# start of Exercise input

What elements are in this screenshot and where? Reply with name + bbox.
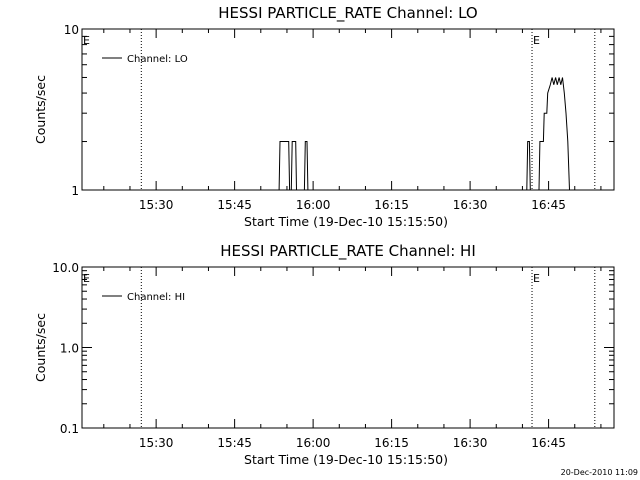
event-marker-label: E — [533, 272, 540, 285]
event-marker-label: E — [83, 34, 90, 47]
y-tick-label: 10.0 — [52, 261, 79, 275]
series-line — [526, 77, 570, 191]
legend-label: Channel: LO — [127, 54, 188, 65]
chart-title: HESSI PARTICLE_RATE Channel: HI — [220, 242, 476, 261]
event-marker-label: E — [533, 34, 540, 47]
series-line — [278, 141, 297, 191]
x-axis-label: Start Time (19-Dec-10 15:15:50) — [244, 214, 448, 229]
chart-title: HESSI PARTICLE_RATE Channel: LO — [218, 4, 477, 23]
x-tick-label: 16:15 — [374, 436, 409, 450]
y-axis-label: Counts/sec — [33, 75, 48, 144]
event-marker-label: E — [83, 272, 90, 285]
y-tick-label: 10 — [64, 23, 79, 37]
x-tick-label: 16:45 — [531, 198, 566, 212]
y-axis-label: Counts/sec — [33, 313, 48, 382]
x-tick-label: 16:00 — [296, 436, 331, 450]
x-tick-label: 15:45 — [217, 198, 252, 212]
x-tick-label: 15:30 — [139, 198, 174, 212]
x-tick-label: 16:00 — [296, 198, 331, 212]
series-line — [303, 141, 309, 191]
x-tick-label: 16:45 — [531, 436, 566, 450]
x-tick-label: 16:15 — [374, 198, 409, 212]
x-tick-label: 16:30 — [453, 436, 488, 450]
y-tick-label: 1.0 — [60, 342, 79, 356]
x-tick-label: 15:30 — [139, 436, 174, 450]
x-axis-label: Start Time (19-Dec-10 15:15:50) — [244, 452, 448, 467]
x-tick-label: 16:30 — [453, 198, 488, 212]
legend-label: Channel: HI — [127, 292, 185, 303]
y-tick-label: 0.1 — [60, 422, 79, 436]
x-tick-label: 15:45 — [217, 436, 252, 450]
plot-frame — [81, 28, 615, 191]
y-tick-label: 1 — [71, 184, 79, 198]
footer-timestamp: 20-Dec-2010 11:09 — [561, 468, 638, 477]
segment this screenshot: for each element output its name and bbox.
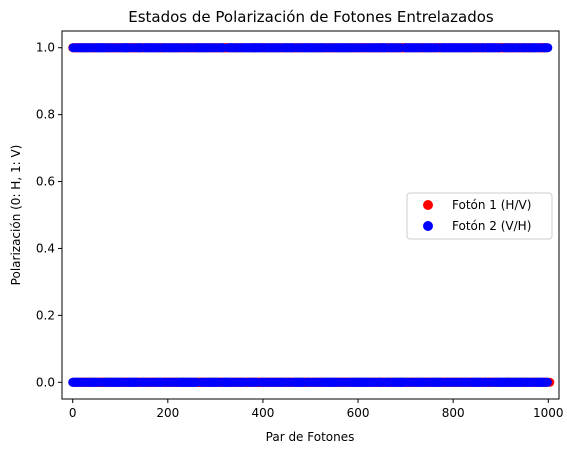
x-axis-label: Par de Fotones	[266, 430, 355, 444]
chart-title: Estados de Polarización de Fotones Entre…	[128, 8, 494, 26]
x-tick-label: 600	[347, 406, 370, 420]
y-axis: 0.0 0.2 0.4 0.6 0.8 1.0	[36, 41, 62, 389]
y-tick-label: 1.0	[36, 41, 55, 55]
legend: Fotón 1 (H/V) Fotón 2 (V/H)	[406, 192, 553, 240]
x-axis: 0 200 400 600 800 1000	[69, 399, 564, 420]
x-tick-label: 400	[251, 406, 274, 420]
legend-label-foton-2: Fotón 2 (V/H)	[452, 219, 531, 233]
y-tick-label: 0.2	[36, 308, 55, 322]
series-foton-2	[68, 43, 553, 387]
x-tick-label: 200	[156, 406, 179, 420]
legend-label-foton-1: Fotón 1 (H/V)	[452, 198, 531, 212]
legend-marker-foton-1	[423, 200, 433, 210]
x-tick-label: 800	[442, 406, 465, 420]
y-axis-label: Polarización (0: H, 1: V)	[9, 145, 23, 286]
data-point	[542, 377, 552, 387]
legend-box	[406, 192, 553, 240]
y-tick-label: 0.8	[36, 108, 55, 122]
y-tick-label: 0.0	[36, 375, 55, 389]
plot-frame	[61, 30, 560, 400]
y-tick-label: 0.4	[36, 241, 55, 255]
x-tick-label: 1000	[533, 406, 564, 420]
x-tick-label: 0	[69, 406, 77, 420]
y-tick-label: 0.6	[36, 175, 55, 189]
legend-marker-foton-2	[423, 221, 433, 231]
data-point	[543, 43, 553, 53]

# end of Exercise input
# start of Exercise input

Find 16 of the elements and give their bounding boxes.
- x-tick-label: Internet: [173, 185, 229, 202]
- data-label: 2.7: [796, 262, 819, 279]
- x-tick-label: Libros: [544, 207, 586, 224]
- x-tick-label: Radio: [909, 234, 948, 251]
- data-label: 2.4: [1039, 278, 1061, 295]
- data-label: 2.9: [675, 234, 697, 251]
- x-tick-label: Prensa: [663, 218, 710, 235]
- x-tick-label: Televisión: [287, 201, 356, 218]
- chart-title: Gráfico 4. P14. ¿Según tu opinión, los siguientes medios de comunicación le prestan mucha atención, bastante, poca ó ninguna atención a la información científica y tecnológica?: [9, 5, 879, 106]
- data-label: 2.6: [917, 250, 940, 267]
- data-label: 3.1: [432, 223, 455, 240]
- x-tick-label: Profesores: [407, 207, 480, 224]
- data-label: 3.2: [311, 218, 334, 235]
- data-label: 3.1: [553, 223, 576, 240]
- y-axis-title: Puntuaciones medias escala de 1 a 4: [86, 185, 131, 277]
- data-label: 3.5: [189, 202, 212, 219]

# end of Exercise input
# start of Exercise input

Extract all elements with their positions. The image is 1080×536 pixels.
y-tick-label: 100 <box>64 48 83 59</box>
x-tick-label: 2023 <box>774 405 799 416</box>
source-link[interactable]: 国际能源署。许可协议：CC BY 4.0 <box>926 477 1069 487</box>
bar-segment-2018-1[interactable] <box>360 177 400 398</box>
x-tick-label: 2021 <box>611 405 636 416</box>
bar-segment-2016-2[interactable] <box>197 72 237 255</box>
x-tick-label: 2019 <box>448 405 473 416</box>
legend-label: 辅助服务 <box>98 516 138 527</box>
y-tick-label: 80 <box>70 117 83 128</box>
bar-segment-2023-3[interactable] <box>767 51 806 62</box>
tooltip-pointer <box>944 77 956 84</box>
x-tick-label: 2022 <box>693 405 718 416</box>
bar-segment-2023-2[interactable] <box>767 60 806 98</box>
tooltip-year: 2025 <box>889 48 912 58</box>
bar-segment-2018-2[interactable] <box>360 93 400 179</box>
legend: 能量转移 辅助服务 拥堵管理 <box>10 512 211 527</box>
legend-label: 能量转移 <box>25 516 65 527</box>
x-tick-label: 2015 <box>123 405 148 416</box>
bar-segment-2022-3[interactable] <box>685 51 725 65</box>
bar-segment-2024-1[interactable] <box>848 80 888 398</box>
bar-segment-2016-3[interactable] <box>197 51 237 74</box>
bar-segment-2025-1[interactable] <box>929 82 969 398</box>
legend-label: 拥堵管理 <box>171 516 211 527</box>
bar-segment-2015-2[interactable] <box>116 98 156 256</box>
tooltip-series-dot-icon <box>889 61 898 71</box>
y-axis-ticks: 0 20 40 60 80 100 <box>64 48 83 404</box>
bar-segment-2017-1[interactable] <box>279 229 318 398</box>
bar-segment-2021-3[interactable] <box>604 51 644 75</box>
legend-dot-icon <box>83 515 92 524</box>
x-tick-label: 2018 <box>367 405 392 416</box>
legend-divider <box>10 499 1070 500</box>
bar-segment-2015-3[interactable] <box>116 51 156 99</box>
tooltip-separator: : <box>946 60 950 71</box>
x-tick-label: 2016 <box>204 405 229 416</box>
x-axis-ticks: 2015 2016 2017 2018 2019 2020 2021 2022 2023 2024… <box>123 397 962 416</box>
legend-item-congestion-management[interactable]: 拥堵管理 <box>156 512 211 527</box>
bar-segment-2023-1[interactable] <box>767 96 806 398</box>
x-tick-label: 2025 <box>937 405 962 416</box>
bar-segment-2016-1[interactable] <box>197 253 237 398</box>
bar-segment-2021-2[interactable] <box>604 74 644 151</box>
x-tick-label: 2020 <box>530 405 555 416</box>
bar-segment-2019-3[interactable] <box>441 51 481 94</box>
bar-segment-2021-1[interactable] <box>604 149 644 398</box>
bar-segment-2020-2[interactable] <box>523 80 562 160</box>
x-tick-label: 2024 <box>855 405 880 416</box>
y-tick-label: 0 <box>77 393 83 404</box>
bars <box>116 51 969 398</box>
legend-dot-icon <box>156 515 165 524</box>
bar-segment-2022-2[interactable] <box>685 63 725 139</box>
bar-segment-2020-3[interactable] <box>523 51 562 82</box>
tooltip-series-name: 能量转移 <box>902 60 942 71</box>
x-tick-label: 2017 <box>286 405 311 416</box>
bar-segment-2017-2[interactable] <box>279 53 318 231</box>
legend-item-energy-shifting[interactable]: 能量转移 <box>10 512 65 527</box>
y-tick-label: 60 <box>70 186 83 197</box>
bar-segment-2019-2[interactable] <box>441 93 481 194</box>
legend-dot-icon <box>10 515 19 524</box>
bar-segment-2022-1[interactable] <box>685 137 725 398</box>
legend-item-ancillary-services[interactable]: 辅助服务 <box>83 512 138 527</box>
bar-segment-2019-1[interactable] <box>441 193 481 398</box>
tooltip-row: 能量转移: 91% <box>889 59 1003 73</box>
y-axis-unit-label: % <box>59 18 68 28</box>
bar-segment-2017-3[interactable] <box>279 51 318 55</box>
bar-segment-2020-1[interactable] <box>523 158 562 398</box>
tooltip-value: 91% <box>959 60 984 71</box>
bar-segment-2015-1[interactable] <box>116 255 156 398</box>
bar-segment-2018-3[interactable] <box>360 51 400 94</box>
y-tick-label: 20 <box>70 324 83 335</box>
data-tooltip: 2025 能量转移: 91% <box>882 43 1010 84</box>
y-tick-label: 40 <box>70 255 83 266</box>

# end of Exercise input

Task objective. Print the material from the line containing "x-axis-label: Par de" through the line containing "x-axis: 0 200", inclusive, reproducing each line without any change.

Answer to this problem.
x-axis-label: Par de Fotones	[266, 430, 355, 444]
chart-title: Estados de Polarización de Fotones Entre…	[128, 8, 494, 26]
x-tick-label: 600	[347, 406, 370, 420]
y-axis: 0.0 0.2 0.4 0.6 0.8 1.0	[36, 41, 62, 389]
y-tick-label: 1.0	[36, 41, 55, 55]
legend: Fotón 1 (H/V) Fotón 2 (V/H)	[406, 192, 553, 240]
x-axis: 0 200 400 600 800 1000	[69, 399, 564, 420]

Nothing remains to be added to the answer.